Can you find the lines of the listing that include "广州火车站区域人数" and copy every one?

#### Input material

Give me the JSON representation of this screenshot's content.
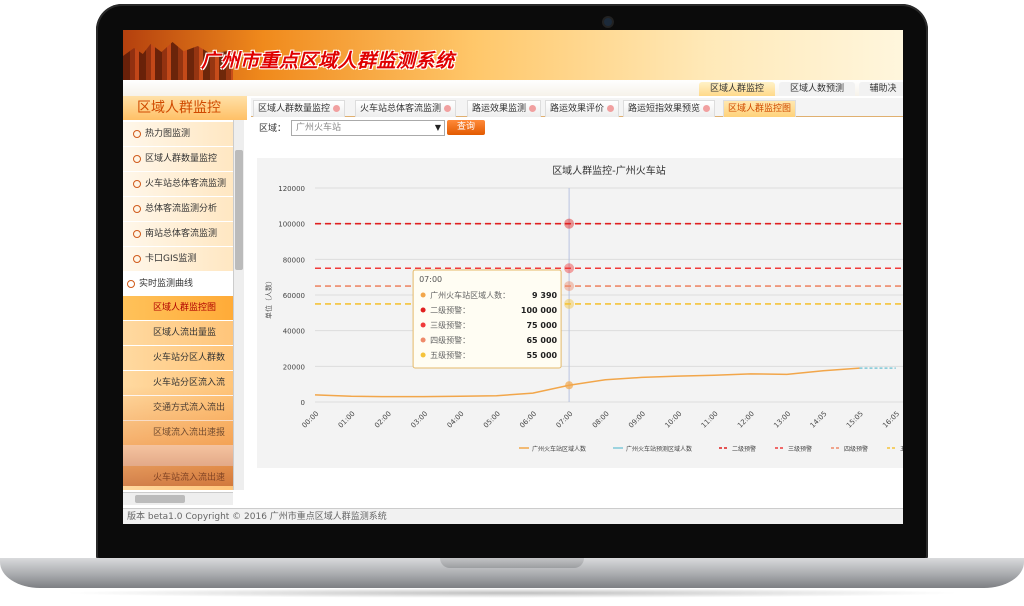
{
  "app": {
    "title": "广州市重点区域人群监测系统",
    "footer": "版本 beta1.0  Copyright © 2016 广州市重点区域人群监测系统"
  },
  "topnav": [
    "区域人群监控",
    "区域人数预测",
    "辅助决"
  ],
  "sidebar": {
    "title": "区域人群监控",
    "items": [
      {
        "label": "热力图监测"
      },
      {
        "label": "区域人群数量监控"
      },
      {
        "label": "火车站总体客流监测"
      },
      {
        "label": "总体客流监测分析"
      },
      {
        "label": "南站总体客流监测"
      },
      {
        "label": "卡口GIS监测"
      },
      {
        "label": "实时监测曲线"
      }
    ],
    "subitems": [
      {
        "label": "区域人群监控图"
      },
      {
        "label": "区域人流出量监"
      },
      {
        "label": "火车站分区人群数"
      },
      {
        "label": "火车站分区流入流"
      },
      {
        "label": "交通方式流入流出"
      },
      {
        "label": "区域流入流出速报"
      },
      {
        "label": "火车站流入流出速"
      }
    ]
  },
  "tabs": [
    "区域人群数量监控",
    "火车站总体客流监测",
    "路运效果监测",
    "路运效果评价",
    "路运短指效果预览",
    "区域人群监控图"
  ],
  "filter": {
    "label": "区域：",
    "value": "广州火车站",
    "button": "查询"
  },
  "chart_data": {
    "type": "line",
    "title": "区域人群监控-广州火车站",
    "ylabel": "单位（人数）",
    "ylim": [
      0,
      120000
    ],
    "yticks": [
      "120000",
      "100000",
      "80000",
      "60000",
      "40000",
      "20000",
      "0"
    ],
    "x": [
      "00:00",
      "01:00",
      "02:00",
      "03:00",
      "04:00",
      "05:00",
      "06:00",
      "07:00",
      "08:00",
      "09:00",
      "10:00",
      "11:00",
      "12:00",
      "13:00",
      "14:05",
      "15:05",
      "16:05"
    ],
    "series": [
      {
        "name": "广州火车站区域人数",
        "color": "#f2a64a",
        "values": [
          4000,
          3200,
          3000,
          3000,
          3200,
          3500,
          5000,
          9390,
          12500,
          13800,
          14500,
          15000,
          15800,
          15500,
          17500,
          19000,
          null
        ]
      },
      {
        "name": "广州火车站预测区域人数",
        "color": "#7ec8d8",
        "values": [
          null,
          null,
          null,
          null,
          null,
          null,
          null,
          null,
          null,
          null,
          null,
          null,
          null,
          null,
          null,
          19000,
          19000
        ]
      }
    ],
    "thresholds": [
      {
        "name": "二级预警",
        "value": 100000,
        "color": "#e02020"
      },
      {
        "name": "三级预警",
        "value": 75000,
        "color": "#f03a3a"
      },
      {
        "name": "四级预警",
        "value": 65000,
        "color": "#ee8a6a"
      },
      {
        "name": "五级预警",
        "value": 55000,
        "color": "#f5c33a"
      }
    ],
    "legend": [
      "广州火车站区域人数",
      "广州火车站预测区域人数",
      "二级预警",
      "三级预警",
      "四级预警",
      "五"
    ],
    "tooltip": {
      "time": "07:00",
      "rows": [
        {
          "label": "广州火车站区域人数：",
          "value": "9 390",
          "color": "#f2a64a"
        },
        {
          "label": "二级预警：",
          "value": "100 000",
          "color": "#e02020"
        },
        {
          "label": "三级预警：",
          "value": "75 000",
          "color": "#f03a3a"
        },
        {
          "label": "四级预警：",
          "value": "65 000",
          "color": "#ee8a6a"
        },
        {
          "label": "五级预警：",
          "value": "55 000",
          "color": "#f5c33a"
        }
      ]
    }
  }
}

########
#### Input material

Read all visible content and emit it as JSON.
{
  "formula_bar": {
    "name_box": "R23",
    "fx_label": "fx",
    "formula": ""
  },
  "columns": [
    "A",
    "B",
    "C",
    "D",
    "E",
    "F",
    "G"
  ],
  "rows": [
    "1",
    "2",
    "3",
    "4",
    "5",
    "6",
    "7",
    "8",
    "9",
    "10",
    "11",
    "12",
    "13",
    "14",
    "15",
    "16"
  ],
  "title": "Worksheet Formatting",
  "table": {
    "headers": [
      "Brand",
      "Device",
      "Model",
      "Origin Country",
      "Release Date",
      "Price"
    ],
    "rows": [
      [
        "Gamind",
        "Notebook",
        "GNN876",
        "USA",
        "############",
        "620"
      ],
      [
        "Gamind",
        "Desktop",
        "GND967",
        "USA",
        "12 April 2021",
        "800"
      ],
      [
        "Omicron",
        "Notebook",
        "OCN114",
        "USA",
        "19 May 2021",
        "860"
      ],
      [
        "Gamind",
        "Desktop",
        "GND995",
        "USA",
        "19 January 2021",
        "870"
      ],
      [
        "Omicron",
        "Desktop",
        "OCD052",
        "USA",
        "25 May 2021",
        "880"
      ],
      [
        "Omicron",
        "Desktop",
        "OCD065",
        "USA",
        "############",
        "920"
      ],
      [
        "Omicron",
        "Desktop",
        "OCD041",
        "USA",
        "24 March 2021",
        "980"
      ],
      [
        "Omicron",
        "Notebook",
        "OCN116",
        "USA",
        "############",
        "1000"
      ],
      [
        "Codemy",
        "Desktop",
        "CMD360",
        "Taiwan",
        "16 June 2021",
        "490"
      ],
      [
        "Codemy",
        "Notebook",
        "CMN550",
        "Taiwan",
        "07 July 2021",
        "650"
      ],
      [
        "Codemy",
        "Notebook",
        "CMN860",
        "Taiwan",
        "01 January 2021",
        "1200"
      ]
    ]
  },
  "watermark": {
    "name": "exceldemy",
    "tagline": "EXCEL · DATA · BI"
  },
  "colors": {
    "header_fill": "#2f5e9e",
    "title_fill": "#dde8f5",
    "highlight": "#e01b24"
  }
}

########

* **The result**
        "name": "广州火车站区域人数",
      "广州火车站区域人数",
          "label": "广州火车站区域人数：",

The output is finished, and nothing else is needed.